#### Objective:
Copy all the material below, exactly as it stands.

#### Source data:
------------------------------------------------------------------------

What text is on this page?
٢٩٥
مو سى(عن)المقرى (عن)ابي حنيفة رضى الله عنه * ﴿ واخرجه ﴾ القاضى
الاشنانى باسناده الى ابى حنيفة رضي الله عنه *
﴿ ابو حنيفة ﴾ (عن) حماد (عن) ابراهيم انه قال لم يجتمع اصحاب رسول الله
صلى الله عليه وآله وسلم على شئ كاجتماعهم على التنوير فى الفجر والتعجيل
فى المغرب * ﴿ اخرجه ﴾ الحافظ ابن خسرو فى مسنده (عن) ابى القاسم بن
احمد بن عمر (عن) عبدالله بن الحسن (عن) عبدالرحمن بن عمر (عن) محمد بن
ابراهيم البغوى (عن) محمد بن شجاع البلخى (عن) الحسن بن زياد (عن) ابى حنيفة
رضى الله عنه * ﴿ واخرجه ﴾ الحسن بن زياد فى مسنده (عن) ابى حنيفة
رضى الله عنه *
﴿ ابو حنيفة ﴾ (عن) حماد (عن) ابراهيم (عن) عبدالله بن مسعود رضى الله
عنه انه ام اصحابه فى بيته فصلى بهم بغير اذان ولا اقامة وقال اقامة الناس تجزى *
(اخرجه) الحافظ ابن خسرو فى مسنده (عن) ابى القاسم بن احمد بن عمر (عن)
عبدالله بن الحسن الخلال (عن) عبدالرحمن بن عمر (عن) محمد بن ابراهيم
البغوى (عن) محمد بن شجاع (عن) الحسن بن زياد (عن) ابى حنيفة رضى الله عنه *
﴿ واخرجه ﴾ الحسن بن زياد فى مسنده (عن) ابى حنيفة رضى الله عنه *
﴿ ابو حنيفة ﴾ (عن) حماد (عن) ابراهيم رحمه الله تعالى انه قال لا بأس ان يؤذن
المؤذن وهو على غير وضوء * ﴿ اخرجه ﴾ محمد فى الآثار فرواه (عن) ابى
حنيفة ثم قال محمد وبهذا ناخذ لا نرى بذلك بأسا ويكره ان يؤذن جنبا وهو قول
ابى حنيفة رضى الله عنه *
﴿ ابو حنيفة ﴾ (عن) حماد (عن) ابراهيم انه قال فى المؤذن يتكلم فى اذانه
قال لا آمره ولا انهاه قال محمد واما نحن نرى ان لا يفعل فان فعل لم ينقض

------------------------------------------------------------------------

#### Written answer:
What text is on this page?
٢٩٥
مو سى(عن)المقرى (عن)ابي حنيفة رضى الله عنه * ﴿ واخرجه ﴾ القاضى
الاشنانى باسناده الى ابى حنيفة رضي الله عنه *
﴿ ابو حنيفة ﴾ (عن) حماد (عن) ابراهيم انه قال لم يجتمع اصحاب رسول الله
صلى الله عليه وآله وسلم على شئ كاجتماعهم على التنوير فى الفجر والتعجيل
فى المغرب * ﴿ اخرجه ﴾ الحافظ ابن خسرو فى مسنده (عن) ابى القاسم بن
احمد بن عمر (عن) عبدالله بن الحسن (عن) عبدالرحمن بن عمر (عن) محمد بن
ابراهيم البغوى (عن) محمد بن شجاع البلخى (عن) الحسن بن زياد (عن) ابى حنيفة
رضى الله عنه * ﴿ واخرجه ﴾ الحسن بن زياد فى مسنده (عن) ابى حنيفة
رضى الله عنه *
﴿ ابو حنيفة ﴾ (عن) حماد (عن) ابراهيم (عن) عبدالله بن مسعود رضى الله
عنه انه ام اصحابه فى بيته فصلى بهم بغير اذان ولا اقامة وقال اقامة الناس تجزى *
(اخرجه) الحافظ ابن خسرو فى مسنده (عن) ابى القاسم بن احمد بن عمر (عن)
عبدالله بن الحسن الخلال (عن) عبدالرحمن بن عمر (عن) محمد بن ابراهيم
البغوى (عن) محمد بن شجاع (عن) الحسن بن زياد (عن) ابى حنيفة رضى الله عنه *
﴿ واخرجه ﴾ الحسن بن زياد فى مسنده (عن) ابى حنيفة رضى الله عنه *
﴿ ابو حنيفة ﴾ (عن) حماد (عن) ابراهيم رحمه الله تعالى انه قال لا بأس ان يؤذن
المؤذن وهو على غير وضوء * ﴿ اخرجه ﴾ محمد فى الآثار فرواه (عن) ابى
حنيفة ثم قال محمد وبهذا ناخذ لا نرى بذلك بأسا ويكره ان يؤذن جنبا وهو قول
ابى حنيفة رضى الله عنه *
﴿ ابو حنيفة ﴾ (عن) حماد (عن) ابراهيم انه قال فى المؤذن يتكلم فى اذانه
قال لا آمره ولا انهاه قال محمد واما نحن نرى ان لا يفعل فان فعل لم ينقض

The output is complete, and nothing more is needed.